Dataset rows about figures:
------------------------------------------------------------
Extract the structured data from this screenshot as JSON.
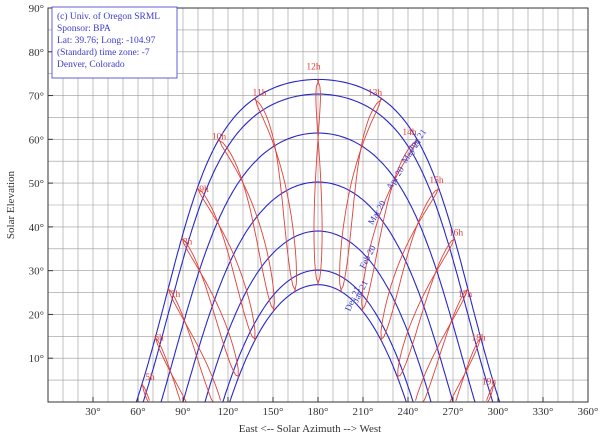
{
  "chart_data": {
    "type": "line",
    "title": "",
    "xlabel": "East <-- Solar Azimuth --> West",
    "ylabel": "Solar Elevation",
    "xlim": [
      0,
      360
    ],
    "ylim": [
      0,
      90
    ],
    "x_ticks": [
      {
        "value": 30,
        "label": "30°"
      },
      {
        "value": 60,
        "label": "60°"
      },
      {
        "value": 90,
        "label": "90°"
      },
      {
        "value": 120,
        "label": "120°"
      },
      {
        "value": 150,
        "label": "150°"
      },
      {
        "value": 180,
        "label": "180°"
      },
      {
        "value": 210,
        "label": "210°"
      },
      {
        "value": 240,
        "label": "240°"
      },
      {
        "value": 270,
        "label": "270°"
      },
      {
        "value": 300,
        "label": "300°"
      },
      {
        "value": 330,
        "label": "330°"
      },
      {
        "value": 360,
        "label": "360°"
      }
    ],
    "y_ticks": [
      {
        "value": 10,
        "label": "10°"
      },
      {
        "value": 20,
        "label": "20°"
      },
      {
        "value": 30,
        "label": "30°"
      },
      {
        "value": 40,
        "label": "40°"
      },
      {
        "value": 50,
        "label": "50°"
      },
      {
        "value": 60,
        "label": "60°"
      },
      {
        "value": 70,
        "label": "70°"
      },
      {
        "value": 80,
        "label": "80°"
      },
      {
        "value": 90,
        "label": "90°"
      }
    ],
    "grid": true,
    "latitude": 39.76,
    "info_box": [
      "(c) Univ. of Oregon SRML",
      "Sponsor: BPA",
      "Lat: 39.76; Long: -104.97",
      "(Standard) time zone: -7",
      "Denver, Colorado"
    ],
    "series": [
      {
        "name": "Jun 21",
        "declination": 23.44
      },
      {
        "name": "May 21",
        "declination": 20.1
      },
      {
        "name": "Apr 20",
        "declination": 11.2
      },
      {
        "name": "Mar 20",
        "declination": 0.0
      },
      {
        "name": "Feb 20",
        "declination": -11.2
      },
      {
        "name": "Jan 21",
        "declination": -20.1
      },
      {
        "name": "Dec 21",
        "declination": -23.44
      }
    ],
    "hour_labels": [
      {
        "label": "5h",
        "x": 68,
        "y": 5
      },
      {
        "label": "6h",
        "x": 74,
        "y": 14
      },
      {
        "label": "7h",
        "x": 85,
        "y": 24
      },
      {
        "label": "8h",
        "x": 93,
        "y": 36
      },
      {
        "label": "9h",
        "x": 104,
        "y": 48
      },
      {
        "label": "10h",
        "x": 114,
        "y": 60
      },
      {
        "label": "11h",
        "x": 141,
        "y": 70
      },
      {
        "label": "12h",
        "x": 177,
        "y": 76
      },
      {
        "label": "13h",
        "x": 218,
        "y": 70
      },
      {
        "label": "14h",
        "x": 241,
        "y": 61
      },
      {
        "label": "15h",
        "x": 259,
        "y": 50
      },
      {
        "label": "16h",
        "x": 272,
        "y": 38
      },
      {
        "label": "17h",
        "x": 278,
        "y": 24
      },
      {
        "label": "18h",
        "x": 287,
        "y": 14
      },
      {
        "label": "19h",
        "x": 294,
        "y": 4
      }
    ]
  }
}
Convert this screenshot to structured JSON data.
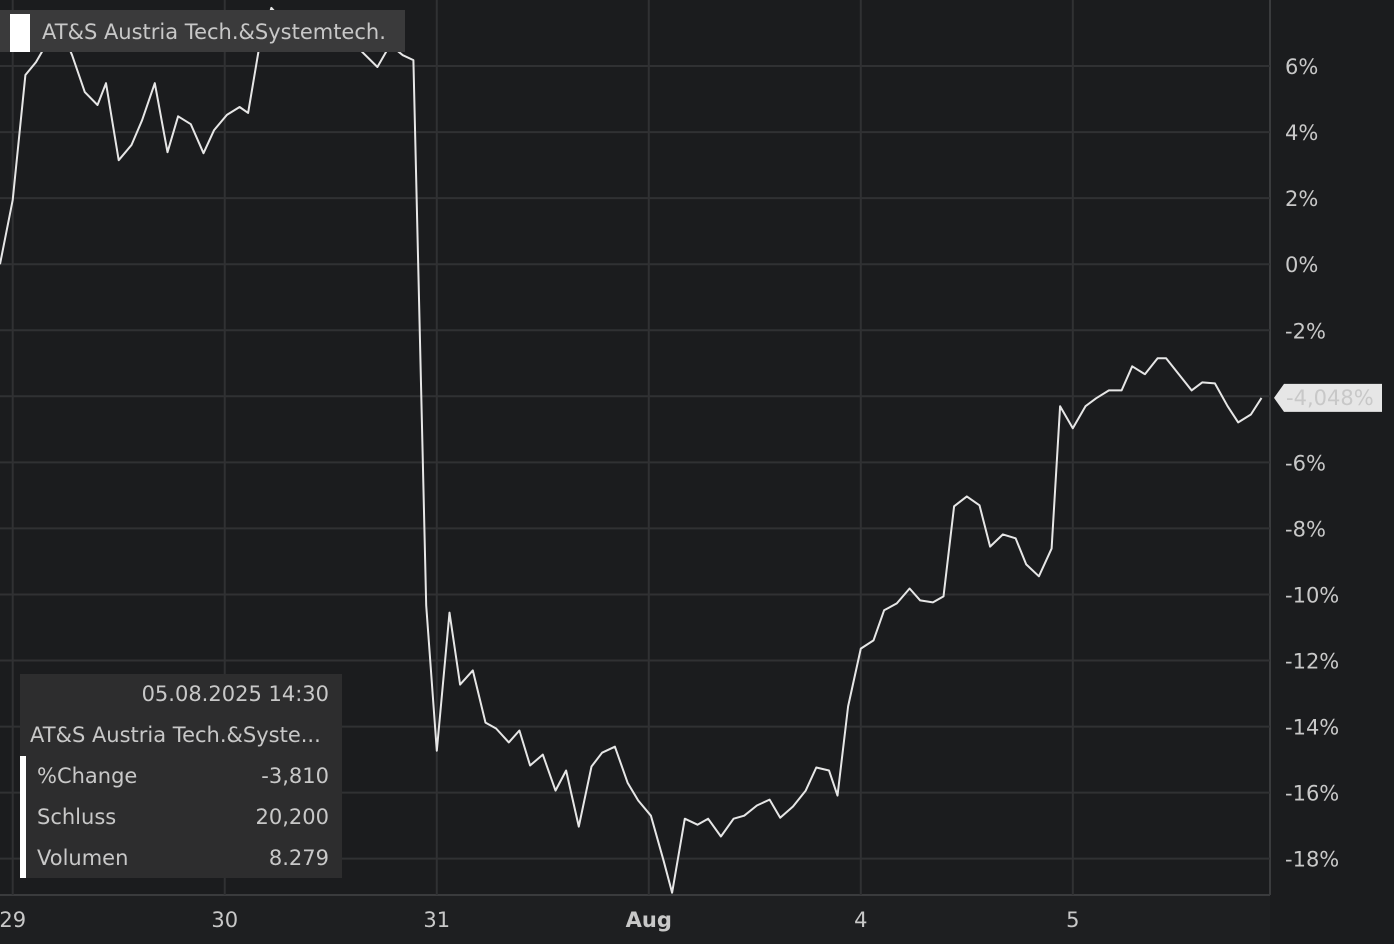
{
  "chart_data": {
    "type": "line",
    "x": [
      -0.06,
      0.0,
      0.06,
      0.11,
      0.17,
      0.23,
      0.28,
      0.34,
      0.4,
      0.44,
      0.5,
      0.56,
      0.61,
      0.67,
      0.73,
      0.78,
      0.84,
      0.9,
      0.95,
      1.01,
      1.07,
      1.11,
      1.16,
      1.22,
      1.27,
      1.36,
      1.5,
      1.64,
      1.72,
      1.78,
      1.84,
      1.89,
      1.95,
      2.0,
      2.06,
      2.11,
      2.17,
      2.23,
      2.28,
      2.34,
      2.39,
      2.44,
      2.5,
      2.56,
      2.61,
      2.67,
      2.73,
      2.78,
      2.84,
      2.9,
      2.95,
      3.01,
      3.07,
      3.11,
      3.17,
      3.23,
      3.28,
      3.34,
      3.4,
      3.45,
      3.51,
      3.57,
      3.62,
      3.68,
      3.74,
      3.79,
      3.85,
      3.89,
      3.94,
      4.0,
      4.06,
      4.11,
      4.17,
      4.23,
      4.28,
      4.34,
      4.39,
      4.44,
      4.5,
      4.56,
      4.61,
      4.67,
      4.73,
      4.78,
      4.84,
      4.9,
      4.94,
      5.0,
      5.06,
      5.11,
      5.17,
      5.23,
      5.28,
      5.34,
      5.4,
      5.44,
      5.5,
      5.56,
      5.61,
      5.67,
      5.73,
      5.78,
      5.84,
      5.89
    ],
    "series": [
      {
        "name": "AT&S Austria Tech.&Systemtech.",
        "color": "#e6e6e6",
        "values": [
          0,
          1.94,
          5.73,
          6.12,
          6.79,
          7.09,
          6.33,
          5.21,
          4.82,
          5.48,
          3.15,
          3.61,
          4.36,
          5.48,
          3.39,
          4.48,
          4.24,
          3.36,
          4.06,
          4.52,
          4.76,
          4.58,
          6.48,
          7.76,
          7.39,
          7.09,
          6.79,
          6.48,
          5.97,
          6.64,
          6.33,
          6.18,
          -10.33,
          -14.73,
          -10.55,
          -12.73,
          -12.3,
          -13.88,
          -14.06,
          -14.48,
          -14.12,
          -15.18,
          -14.85,
          -15.94,
          -15.33,
          -17.03,
          -15.21,
          -14.79,
          -14.61,
          -15.7,
          -16.24,
          -16.7,
          -18.06,
          -19.03,
          -16.79,
          -16.97,
          -16.79,
          -17.33,
          -16.79,
          -16.7,
          -16.39,
          -16.21,
          -16.76,
          -16.42,
          -15.94,
          -15.24,
          -15.33,
          -16.09,
          -13.39,
          -11.64,
          -11.39,
          -10.48,
          -10.27,
          -9.82,
          -10.18,
          -10.24,
          -10.06,
          -7.33,
          -7.03,
          -7.3,
          -8.55,
          -8.18,
          -8.3,
          -9.09,
          -9.45,
          -8.61,
          -4.3,
          -4.97,
          -4.3,
          -4.06,
          -3.82,
          -3.82,
          -3.09,
          -3.33,
          -2.85,
          -2.85,
          -3.33,
          -3.82,
          -3.58,
          -3.61,
          -4.3,
          -4.79,
          -4.55,
          -4.048
        ],
        "last_value_label": "-4,048%"
      }
    ],
    "xlim": [
      -0.06,
      5.93
    ],
    "xticks": [
      {
        "value": 0,
        "label": "29"
      },
      {
        "value": 1,
        "label": "30"
      },
      {
        "value": 2,
        "label": "31"
      },
      {
        "value": 3,
        "label": "Aug"
      },
      {
        "value": 4,
        "label": "4"
      },
      {
        "value": 5,
        "label": "5"
      }
    ],
    "ylim": [
      -19.1,
      8.0
    ],
    "yticks": [
      {
        "value": 6,
        "label": "6%"
      },
      {
        "value": 4,
        "label": "4%"
      },
      {
        "value": 2,
        "label": "2%"
      },
      {
        "value": 0,
        "label": "0%"
      },
      {
        "value": -2,
        "label": "-2%"
      },
      {
        "value": -4,
        "label": "-4%"
      },
      {
        "value": -6,
        "label": "-6%"
      },
      {
        "value": -8,
        "label": "-8%"
      },
      {
        "value": -10,
        "label": "-10%"
      },
      {
        "value": -12,
        "label": "-12%"
      },
      {
        "value": -14,
        "label": "-14%"
      },
      {
        "value": -16,
        "label": "-16%"
      },
      {
        "value": -18,
        "label": "-18%"
      }
    ],
    "grid": true,
    "tooltip": {
      "date": "05.08.2025 14:30",
      "name": "AT&S Austria Tech.&Syste...",
      "rows": [
        [
          "%Change",
          "-3,810"
        ],
        [
          "Schluss",
          "20,200"
        ],
        [
          "Volumen",
          "8.279"
        ]
      ]
    }
  }
}
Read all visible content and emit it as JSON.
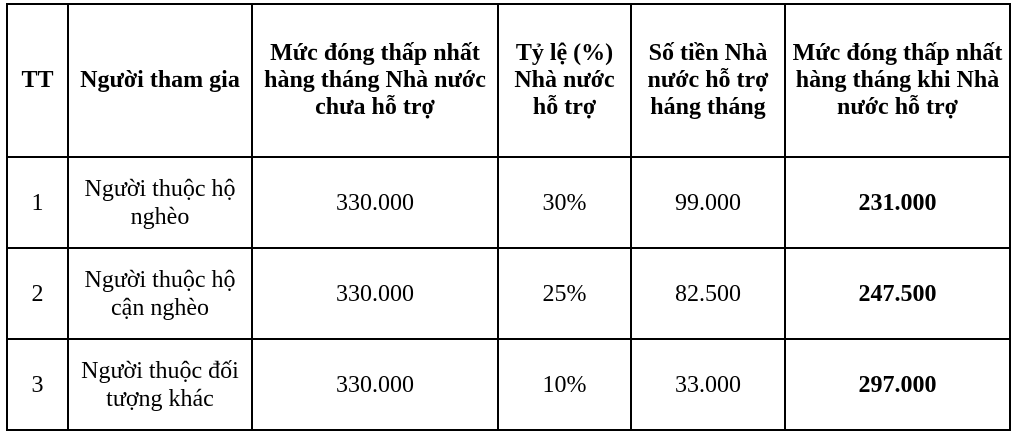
{
  "table": {
    "headers": [
      "TT",
      "Người tham gia",
      "Mức đóng thấp nhất hàng tháng Nhà nước chưa hỗ trợ",
      "Tỷ lệ (%) Nhà nước hỗ trợ",
      "Số tiền Nhà nước hỗ trợ háng tháng",
      "Mức đóng thấp nhất hàng tháng khi Nhà nước hỗ trợ"
    ],
    "rows": [
      [
        "1",
        "Người thuộc hộ nghèo",
        "330.000",
        "30%",
        "99.000",
        "231.000"
      ],
      [
        "2",
        "Người thuộc hộ cận nghèo",
        "330.000",
        "25%",
        "82.500",
        "247.500"
      ],
      [
        "3",
        "Người thuộc đối tượng khác",
        "330.000",
        "10%",
        "33.000",
        "297.000"
      ]
    ]
  }
}
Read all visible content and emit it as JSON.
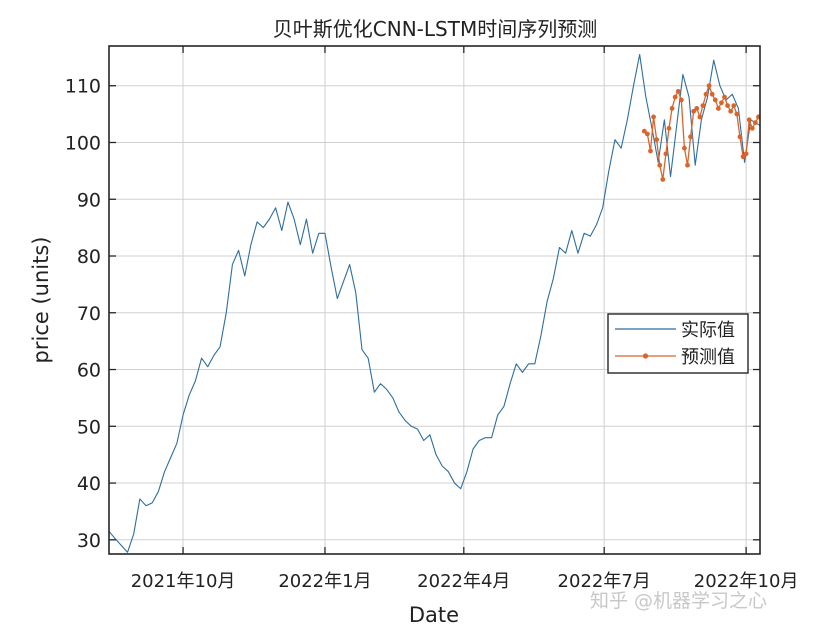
{
  "colors": {
    "actual": "#2e6e9e",
    "predicted": "#d9652b",
    "grid": "#d0d0d0",
    "axis": "#262626"
  },
  "watermark": "知乎 @机器学习之心",
  "chart_data": {
    "type": "line",
    "title": "贝叶斯优化CNN-LSTM时间序列预测",
    "xlabel": "Date",
    "ylabel": "price (units)",
    "xlim": [
      "2021-08-14",
      "2022-10-10"
    ],
    "ylim": [
      27.5,
      117
    ],
    "yticks": [
      30,
      40,
      50,
      60,
      70,
      80,
      90,
      100,
      110
    ],
    "xticks": [
      {
        "value": "2021-10-01",
        "label": "2021年10月"
      },
      {
        "value": "2022-01-01",
        "label": "2022年1月"
      },
      {
        "value": "2022-04-01",
        "label": "2022年4月"
      },
      {
        "value": "2022-07-01",
        "label": "2022年7月"
      },
      {
        "value": "2022-10-01",
        "label": "2022年10月"
      }
    ],
    "grid": true,
    "legend_position": "right",
    "series": [
      {
        "name": "实际值",
        "color": "#2e6e9e",
        "marker": "none",
        "points": [
          [
            "2021-08-14",
            31.5
          ],
          [
            "2021-08-18",
            30.2
          ],
          [
            "2021-08-22",
            29.0
          ],
          [
            "2021-08-26",
            27.8
          ],
          [
            "2021-08-30",
            31.0
          ],
          [
            "2021-09-03",
            37.2
          ],
          [
            "2021-09-07",
            36.0
          ],
          [
            "2021-09-11",
            36.5
          ],
          [
            "2021-09-15",
            38.5
          ],
          [
            "2021-09-19",
            42.0
          ],
          [
            "2021-09-23",
            44.5
          ],
          [
            "2021-09-27",
            47.0
          ],
          [
            "2021-10-01",
            52.0
          ],
          [
            "2021-10-05",
            55.5
          ],
          [
            "2021-10-09",
            58.0
          ],
          [
            "2021-10-13",
            62.0
          ],
          [
            "2021-10-17",
            60.5
          ],
          [
            "2021-10-21",
            62.5
          ],
          [
            "2021-10-25",
            64.0
          ],
          [
            "2021-10-29",
            70.0
          ],
          [
            "2021-11-02",
            78.5
          ],
          [
            "2021-11-06",
            81.0
          ],
          [
            "2021-11-10",
            76.5
          ],
          [
            "2021-11-14",
            82.0
          ],
          [
            "2021-11-18",
            86.0
          ],
          [
            "2021-11-22",
            85.0
          ],
          [
            "2021-11-26",
            86.5
          ],
          [
            "2021-11-30",
            88.5
          ],
          [
            "2021-12-04",
            84.5
          ],
          [
            "2021-12-08",
            89.5
          ],
          [
            "2021-12-12",
            86.5
          ],
          [
            "2021-12-16",
            82.0
          ],
          [
            "2021-12-20",
            86.5
          ],
          [
            "2021-12-24",
            80.5
          ],
          [
            "2021-12-28",
            84.0
          ],
          [
            "2022-01-01",
            84.0
          ],
          [
            "2022-01-05",
            78.0
          ],
          [
            "2022-01-09",
            72.5
          ],
          [
            "2022-01-13",
            75.5
          ],
          [
            "2022-01-17",
            78.5
          ],
          [
            "2022-01-21",
            73.5
          ],
          [
            "2022-01-25",
            63.5
          ],
          [
            "2022-01-29",
            62.0
          ],
          [
            "2022-02-02",
            56.0
          ],
          [
            "2022-02-06",
            57.5
          ],
          [
            "2022-02-10",
            56.5
          ],
          [
            "2022-02-14",
            55.0
          ],
          [
            "2022-02-18",
            52.5
          ],
          [
            "2022-02-22",
            51.0
          ],
          [
            "2022-02-26",
            50.0
          ],
          [
            "2022-03-02",
            49.5
          ],
          [
            "2022-03-06",
            47.5
          ],
          [
            "2022-03-10",
            48.5
          ],
          [
            "2022-03-14",
            45.0
          ],
          [
            "2022-03-18",
            43.0
          ],
          [
            "2022-03-22",
            42.0
          ],
          [
            "2022-03-26",
            40.0
          ],
          [
            "2022-03-30",
            39.0
          ],
          [
            "2022-04-03",
            42.0
          ],
          [
            "2022-04-07",
            46.0
          ],
          [
            "2022-04-11",
            47.5
          ],
          [
            "2022-04-15",
            48.0
          ],
          [
            "2022-04-19",
            48.0
          ],
          [
            "2022-04-23",
            52.0
          ],
          [
            "2022-04-27",
            53.5
          ],
          [
            "2022-05-01",
            57.5
          ],
          [
            "2022-05-05",
            61.0
          ],
          [
            "2022-05-09",
            59.5
          ],
          [
            "2022-05-13",
            61.0
          ],
          [
            "2022-05-17",
            61.0
          ],
          [
            "2022-05-21",
            66.0
          ],
          [
            "2022-05-25",
            72.0
          ],
          [
            "2022-05-29",
            76.0
          ],
          [
            "2022-06-02",
            81.5
          ],
          [
            "2022-06-06",
            80.5
          ],
          [
            "2022-06-10",
            84.5
          ],
          [
            "2022-06-14",
            80.5
          ],
          [
            "2022-06-18",
            84.0
          ],
          [
            "2022-06-22",
            83.5
          ],
          [
            "2022-06-26",
            85.5
          ],
          [
            "2022-06-30",
            88.5
          ],
          [
            "2022-07-04",
            95.0
          ],
          [
            "2022-07-08",
            100.5
          ],
          [
            "2022-07-12",
            99.0
          ],
          [
            "2022-07-16",
            104.0
          ],
          [
            "2022-07-20",
            110.0
          ],
          [
            "2022-07-24",
            115.5
          ],
          [
            "2022-07-28",
            108.0
          ],
          [
            "2022-08-01",
            102.5
          ],
          [
            "2022-08-05",
            96.5
          ],
          [
            "2022-08-09",
            104.0
          ],
          [
            "2022-08-13",
            94.0
          ],
          [
            "2022-08-17",
            103.0
          ],
          [
            "2022-08-21",
            112.0
          ],
          [
            "2022-08-25",
            108.0
          ],
          [
            "2022-08-29",
            96.0
          ],
          [
            "2022-09-02",
            104.0
          ],
          [
            "2022-09-06",
            108.0
          ],
          [
            "2022-09-10",
            114.5
          ],
          [
            "2022-09-14",
            110.0
          ],
          [
            "2022-09-18",
            107.5
          ],
          [
            "2022-09-22",
            108.5
          ],
          [
            "2022-09-26",
            106.0
          ],
          [
            "2022-09-30",
            96.5
          ],
          [
            "2022-10-04",
            104.0
          ],
          [
            "2022-10-10",
            103.0
          ]
        ]
      },
      {
        "name": "预测值",
        "color": "#d9652b",
        "marker": "dot",
        "points": [
          [
            "2022-07-27",
            102.0
          ],
          [
            "2022-07-29",
            101.5
          ],
          [
            "2022-07-31",
            98.5
          ],
          [
            "2022-08-02",
            104.5
          ],
          [
            "2022-08-04",
            100.5
          ],
          [
            "2022-08-06",
            96.0
          ],
          [
            "2022-08-08",
            93.5
          ],
          [
            "2022-08-10",
            98.0
          ],
          [
            "2022-08-12",
            102.5
          ],
          [
            "2022-08-14",
            106.0
          ],
          [
            "2022-08-16",
            108.0
          ],
          [
            "2022-08-18",
            109.0
          ],
          [
            "2022-08-20",
            107.5
          ],
          [
            "2022-08-22",
            99.0
          ],
          [
            "2022-08-24",
            96.0
          ],
          [
            "2022-08-26",
            101.0
          ],
          [
            "2022-08-28",
            105.5
          ],
          [
            "2022-08-30",
            106.0
          ],
          [
            "2022-09-01",
            104.5
          ],
          [
            "2022-09-03",
            106.5
          ],
          [
            "2022-09-05",
            108.5
          ],
          [
            "2022-09-07",
            110.0
          ],
          [
            "2022-09-09",
            108.5
          ],
          [
            "2022-09-11",
            107.5
          ],
          [
            "2022-09-13",
            106.0
          ],
          [
            "2022-09-15",
            107.0
          ],
          [
            "2022-09-17",
            108.0
          ],
          [
            "2022-09-19",
            106.5
          ],
          [
            "2022-09-21",
            105.5
          ],
          [
            "2022-09-23",
            106.5
          ],
          [
            "2022-09-25",
            105.0
          ],
          [
            "2022-09-27",
            101.0
          ],
          [
            "2022-09-29",
            97.5
          ],
          [
            "2022-10-01",
            98.0
          ],
          [
            "2022-10-03",
            104.0
          ],
          [
            "2022-10-05",
            102.5
          ],
          [
            "2022-10-07",
            103.5
          ],
          [
            "2022-10-09",
            104.5
          ]
        ]
      }
    ]
  }
}
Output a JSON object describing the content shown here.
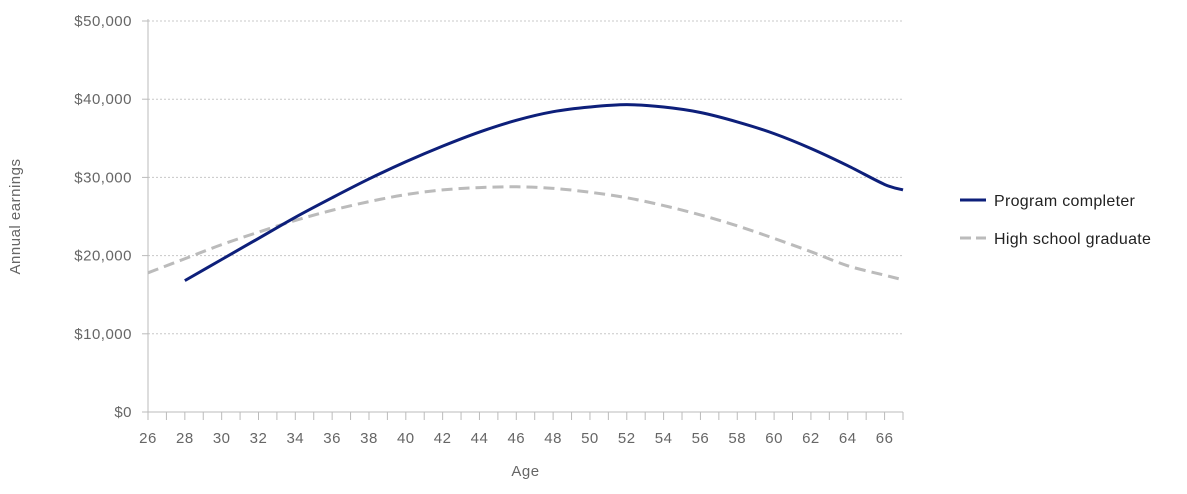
------------------------------------------------------------
Copy out every line from the material above in which the word "đóng" appears.

EXERCISE ANSWER
      "Mức đóng thấp nhất hàng tháng Nhà nước chưa hỗ trợ",
      "Mức đóng thấp nhất hàng tháng khi Nhà nước hỗ trợ"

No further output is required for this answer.